- _Exercise inputs_:
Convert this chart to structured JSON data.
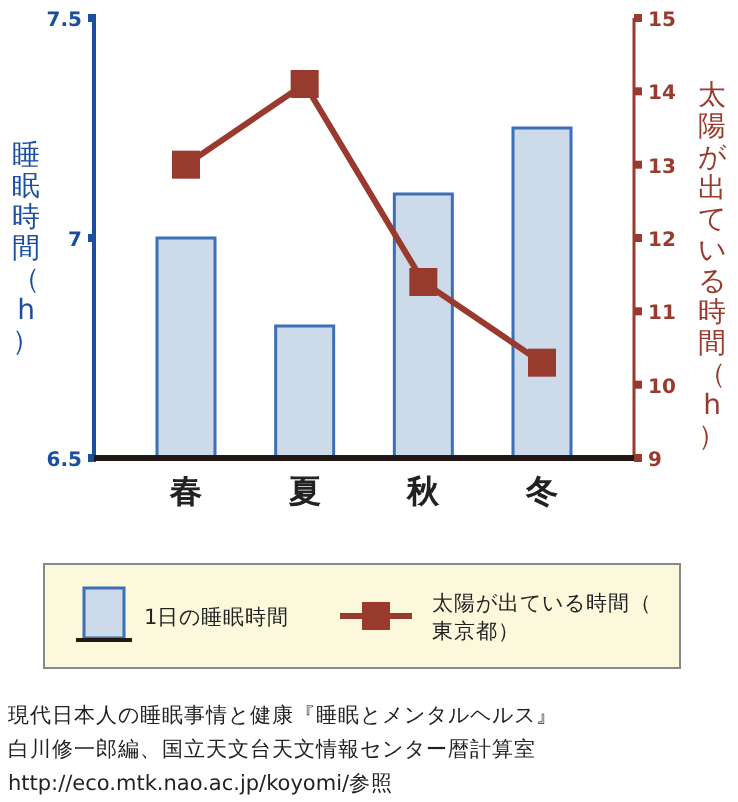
{
  "chart_data": {
    "type": "bar",
    "categories": [
      "春",
      "夏",
      "秋",
      "冬"
    ],
    "ylabel": "睡眠時間（h）",
    "y2label": "太陽が出ている時間（h）",
    "series": [
      {
        "name": "1日の睡眠時間",
        "color": "#ccdaea",
        "values": [
          7.0,
          6.8,
          7.1,
          7.25
        ]
      },
      {
        "name": "太陽が出ている時間（東京都）",
        "type": "line",
        "axis": "y2",
        "color": "#983a2e",
        "marker": "square",
        "values": [
          13.0,
          14.1,
          11.4,
          10.3
        ]
      }
    ],
    "ylim": [
      6.5,
      7.5
    ],
    "yticks": [
      6.5,
      7,
      7.5
    ],
    "y2lim": [
      9,
      15
    ],
    "y2ticks": [
      9,
      10,
      11,
      12,
      13,
      14,
      15
    ],
    "legend": "bottom",
    "grid": false,
    "annotations": [
      "現代日本人の睡眠事情と健康『睡眠とメンタルヘルス』",
      "白川修一郎編、国立天文台天文情報センター暦計算室",
      "http://eco.mtk.nao.ac.jp/koyomi/参照"
    ]
  }
}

- _Exercise objective_: Without including any pictures, please restate all the records exactly.

- _Reply_:
Convert this chart to structured JSON data.
{
  "chart_data": {
    "type": "bar",
    "categories": [
      "春",
      "夏",
      "秋",
      "冬"
    ],
    "ylabel": "睡眠時間（h）",
    "y2label": "太陽が出ている時間（h）",
    "series": [
      {
        "name": "1日の睡眠時間",
        "color": "#ccdaea",
        "values": [
          7.0,
          6.8,
          7.1,
          7.25
        ]
      },
      {
        "name": "太陽が出ている時間（東京都）",
        "type": "line",
        "axis": "y2",
        "color": "#983a2e",
        "marker": "square",
        "values": [
          13.0,
          14.1,
          11.4,
          10.3
        ]
      }
    ],
    "ylim": [
      6.5,
      7.5
    ],
    "yticks": [
      6.5,
      7,
      7.5
    ],
    "y2lim": [
      9,
      15
    ],
    "y2ticks": [
      9,
      10,
      11,
      12,
      13,
      14,
      15
    ],
    "legend": "bottom",
    "grid": false,
    "annotations": [
      "現代日本人の睡眠事情と健康『睡眠とメンタルヘルス』",
      "白川修一郎編、国立天文台天文情報センター暦計算室",
      "http://eco.mtk.nao.ac.jp/koyomi/参照"
    ]
  }
}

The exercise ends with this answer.